Material provided
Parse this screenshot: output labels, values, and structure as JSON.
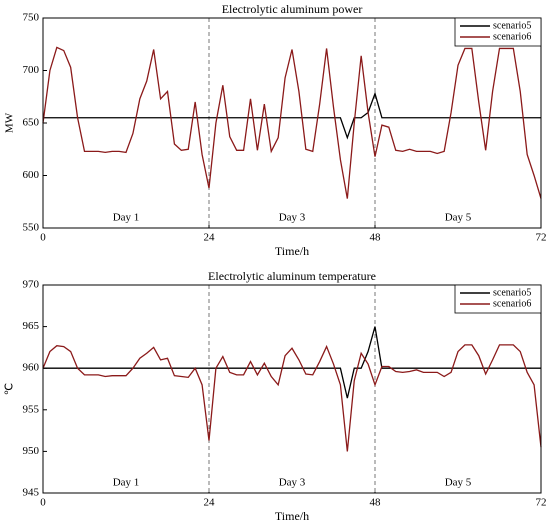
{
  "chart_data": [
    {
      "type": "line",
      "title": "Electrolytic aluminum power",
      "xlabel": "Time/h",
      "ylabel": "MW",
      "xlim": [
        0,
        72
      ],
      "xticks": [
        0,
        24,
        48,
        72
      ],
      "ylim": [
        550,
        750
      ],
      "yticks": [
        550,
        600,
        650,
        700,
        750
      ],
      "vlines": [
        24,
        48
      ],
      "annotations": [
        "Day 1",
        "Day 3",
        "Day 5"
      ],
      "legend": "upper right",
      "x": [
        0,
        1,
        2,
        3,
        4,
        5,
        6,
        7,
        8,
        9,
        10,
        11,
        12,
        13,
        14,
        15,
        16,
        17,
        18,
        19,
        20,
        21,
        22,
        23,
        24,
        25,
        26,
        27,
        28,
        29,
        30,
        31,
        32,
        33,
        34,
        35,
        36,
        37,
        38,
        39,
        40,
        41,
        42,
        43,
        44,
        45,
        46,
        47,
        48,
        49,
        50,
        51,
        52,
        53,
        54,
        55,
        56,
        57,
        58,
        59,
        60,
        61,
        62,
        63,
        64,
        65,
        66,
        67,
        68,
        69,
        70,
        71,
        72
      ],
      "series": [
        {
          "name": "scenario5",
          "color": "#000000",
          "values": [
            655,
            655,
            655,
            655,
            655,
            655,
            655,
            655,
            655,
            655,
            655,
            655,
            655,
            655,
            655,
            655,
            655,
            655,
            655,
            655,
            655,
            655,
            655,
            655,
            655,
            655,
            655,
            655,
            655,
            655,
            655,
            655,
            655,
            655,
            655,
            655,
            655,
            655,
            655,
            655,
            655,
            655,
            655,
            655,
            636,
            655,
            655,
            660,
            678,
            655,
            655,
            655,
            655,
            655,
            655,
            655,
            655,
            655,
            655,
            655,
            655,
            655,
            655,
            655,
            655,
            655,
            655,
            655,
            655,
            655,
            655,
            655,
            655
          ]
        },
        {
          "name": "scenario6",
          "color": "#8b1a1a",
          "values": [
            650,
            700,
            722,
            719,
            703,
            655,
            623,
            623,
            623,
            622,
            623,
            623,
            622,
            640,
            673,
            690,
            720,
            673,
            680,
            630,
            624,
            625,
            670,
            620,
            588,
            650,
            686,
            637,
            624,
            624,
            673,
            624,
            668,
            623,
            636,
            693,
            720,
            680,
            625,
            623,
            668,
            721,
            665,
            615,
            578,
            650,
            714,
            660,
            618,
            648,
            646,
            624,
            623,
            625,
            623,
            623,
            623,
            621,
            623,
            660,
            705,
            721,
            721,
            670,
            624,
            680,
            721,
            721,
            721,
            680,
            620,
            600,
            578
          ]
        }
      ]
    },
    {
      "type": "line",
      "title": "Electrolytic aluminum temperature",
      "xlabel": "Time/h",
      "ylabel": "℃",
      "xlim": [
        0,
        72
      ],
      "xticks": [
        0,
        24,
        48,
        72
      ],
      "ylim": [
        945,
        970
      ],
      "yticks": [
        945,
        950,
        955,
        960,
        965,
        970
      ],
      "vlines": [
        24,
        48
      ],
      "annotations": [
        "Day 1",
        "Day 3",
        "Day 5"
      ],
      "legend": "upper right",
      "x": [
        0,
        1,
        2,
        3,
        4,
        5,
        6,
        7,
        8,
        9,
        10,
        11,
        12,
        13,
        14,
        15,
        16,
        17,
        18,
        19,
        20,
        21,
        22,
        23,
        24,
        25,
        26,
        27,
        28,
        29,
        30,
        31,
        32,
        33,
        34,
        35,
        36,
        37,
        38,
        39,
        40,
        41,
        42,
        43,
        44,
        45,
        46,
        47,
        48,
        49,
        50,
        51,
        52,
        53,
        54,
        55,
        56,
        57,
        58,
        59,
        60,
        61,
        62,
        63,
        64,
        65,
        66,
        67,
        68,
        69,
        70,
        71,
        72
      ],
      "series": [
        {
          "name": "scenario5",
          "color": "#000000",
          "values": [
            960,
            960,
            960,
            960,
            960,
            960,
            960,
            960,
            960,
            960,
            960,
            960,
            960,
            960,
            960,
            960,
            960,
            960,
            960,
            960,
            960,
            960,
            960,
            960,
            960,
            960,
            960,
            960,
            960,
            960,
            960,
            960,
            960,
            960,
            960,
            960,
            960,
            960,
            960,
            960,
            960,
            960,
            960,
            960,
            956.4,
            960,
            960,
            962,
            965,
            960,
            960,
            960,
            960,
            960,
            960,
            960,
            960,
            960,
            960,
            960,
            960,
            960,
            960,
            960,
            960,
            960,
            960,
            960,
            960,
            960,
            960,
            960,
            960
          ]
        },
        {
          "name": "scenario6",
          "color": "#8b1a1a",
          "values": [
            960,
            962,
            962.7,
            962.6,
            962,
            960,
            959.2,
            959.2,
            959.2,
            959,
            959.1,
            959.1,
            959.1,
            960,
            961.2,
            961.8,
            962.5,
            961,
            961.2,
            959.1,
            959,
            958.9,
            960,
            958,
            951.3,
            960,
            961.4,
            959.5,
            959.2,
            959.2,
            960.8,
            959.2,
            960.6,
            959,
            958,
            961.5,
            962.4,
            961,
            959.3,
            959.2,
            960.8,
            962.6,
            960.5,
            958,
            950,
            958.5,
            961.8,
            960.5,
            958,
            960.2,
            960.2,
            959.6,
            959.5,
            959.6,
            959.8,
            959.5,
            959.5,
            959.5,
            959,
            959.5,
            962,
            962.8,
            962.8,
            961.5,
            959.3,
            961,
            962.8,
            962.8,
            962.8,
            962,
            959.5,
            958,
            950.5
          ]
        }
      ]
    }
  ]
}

Challenge
None of the pictures should appear; repeat the records exactly otherwise.

Worked solution
Parse this screenshot: output labels, values, and structure as JSON.
{
  "chart_data": [
    {
      "type": "line",
      "title": "Electrolytic aluminum power",
      "xlabel": "Time/h",
      "ylabel": "MW",
      "xlim": [
        0,
        72
      ],
      "xticks": [
        0,
        24,
        48,
        72
      ],
      "ylim": [
        550,
        750
      ],
      "yticks": [
        550,
        600,
        650,
        700,
        750
      ],
      "vlines": [
        24,
        48
      ],
      "annotations": [
        "Day 1",
        "Day 3",
        "Day 5"
      ],
      "legend": "upper right",
      "x": [
        0,
        1,
        2,
        3,
        4,
        5,
        6,
        7,
        8,
        9,
        10,
        11,
        12,
        13,
        14,
        15,
        16,
        17,
        18,
        19,
        20,
        21,
        22,
        23,
        24,
        25,
        26,
        27,
        28,
        29,
        30,
        31,
        32,
        33,
        34,
        35,
        36,
        37,
        38,
        39,
        40,
        41,
        42,
        43,
        44,
        45,
        46,
        47,
        48,
        49,
        50,
        51,
        52,
        53,
        54,
        55,
        56,
        57,
        58,
        59,
        60,
        61,
        62,
        63,
        64,
        65,
        66,
        67,
        68,
        69,
        70,
        71,
        72
      ],
      "series": [
        {
          "name": "scenario5",
          "color": "#000000",
          "values": [
            655,
            655,
            655,
            655,
            655,
            655,
            655,
            655,
            655,
            655,
            655,
            655,
            655,
            655,
            655,
            655,
            655,
            655,
            655,
            655,
            655,
            655,
            655,
            655,
            655,
            655,
            655,
            655,
            655,
            655,
            655,
            655,
            655,
            655,
            655,
            655,
            655,
            655,
            655,
            655,
            655,
            655,
            655,
            655,
            636,
            655,
            655,
            660,
            678,
            655,
            655,
            655,
            655,
            655,
            655,
            655,
            655,
            655,
            655,
            655,
            655,
            655,
            655,
            655,
            655,
            655,
            655,
            655,
            655,
            655,
            655,
            655,
            655
          ]
        },
        {
          "name": "scenario6",
          "color": "#8b1a1a",
          "values": [
            650,
            700,
            722,
            719,
            703,
            655,
            623,
            623,
            623,
            622,
            623,
            623,
            622,
            640,
            673,
            690,
            720,
            673,
            680,
            630,
            624,
            625,
            670,
            620,
            588,
            650,
            686,
            637,
            624,
            624,
            673,
            624,
            668,
            623,
            636,
            693,
            720,
            680,
            625,
            623,
            668,
            721,
            665,
            615,
            578,
            650,
            714,
            660,
            618,
            648,
            646,
            624,
            623,
            625,
            623,
            623,
            623,
            621,
            623,
            660,
            705,
            721,
            721,
            670,
            624,
            680,
            721,
            721,
            721,
            680,
            620,
            600,
            578
          ]
        }
      ]
    },
    {
      "type": "line",
      "title": "Electrolytic aluminum temperature",
      "xlabel": "Time/h",
      "ylabel": "℃",
      "xlim": [
        0,
        72
      ],
      "xticks": [
        0,
        24,
        48,
        72
      ],
      "ylim": [
        945,
        970
      ],
      "yticks": [
        945,
        950,
        955,
        960,
        965,
        970
      ],
      "vlines": [
        24,
        48
      ],
      "annotations": [
        "Day 1",
        "Day 3",
        "Day 5"
      ],
      "legend": "upper right",
      "x": [
        0,
        1,
        2,
        3,
        4,
        5,
        6,
        7,
        8,
        9,
        10,
        11,
        12,
        13,
        14,
        15,
        16,
        17,
        18,
        19,
        20,
        21,
        22,
        23,
        24,
        25,
        26,
        27,
        28,
        29,
        30,
        31,
        32,
        33,
        34,
        35,
        36,
        37,
        38,
        39,
        40,
        41,
        42,
        43,
        44,
        45,
        46,
        47,
        48,
        49,
        50,
        51,
        52,
        53,
        54,
        55,
        56,
        57,
        58,
        59,
        60,
        61,
        62,
        63,
        64,
        65,
        66,
        67,
        68,
        69,
        70,
        71,
        72
      ],
      "series": [
        {
          "name": "scenario5",
          "color": "#000000",
          "values": [
            960,
            960,
            960,
            960,
            960,
            960,
            960,
            960,
            960,
            960,
            960,
            960,
            960,
            960,
            960,
            960,
            960,
            960,
            960,
            960,
            960,
            960,
            960,
            960,
            960,
            960,
            960,
            960,
            960,
            960,
            960,
            960,
            960,
            960,
            960,
            960,
            960,
            960,
            960,
            960,
            960,
            960,
            960,
            960,
            956.4,
            960,
            960,
            962,
            965,
            960,
            960,
            960,
            960,
            960,
            960,
            960,
            960,
            960,
            960,
            960,
            960,
            960,
            960,
            960,
            960,
            960,
            960,
            960,
            960,
            960,
            960,
            960,
            960
          ]
        },
        {
          "name": "scenario6",
          "color": "#8b1a1a",
          "values": [
            960,
            962,
            962.7,
            962.6,
            962,
            960,
            959.2,
            959.2,
            959.2,
            959,
            959.1,
            959.1,
            959.1,
            960,
            961.2,
            961.8,
            962.5,
            961,
            961.2,
            959.1,
            959,
            958.9,
            960,
            958,
            951.3,
            960,
            961.4,
            959.5,
            959.2,
            959.2,
            960.8,
            959.2,
            960.6,
            959,
            958,
            961.5,
            962.4,
            961,
            959.3,
            959.2,
            960.8,
            962.6,
            960.5,
            958,
            950,
            958.5,
            961.8,
            960.5,
            958,
            960.2,
            960.2,
            959.6,
            959.5,
            959.6,
            959.8,
            959.5,
            959.5,
            959.5,
            959,
            959.5,
            962,
            962.8,
            962.8,
            961.5,
            959.3,
            961,
            962.8,
            962.8,
            962.8,
            962,
            959.5,
            958,
            950.5
          ]
        }
      ]
    }
  ]
}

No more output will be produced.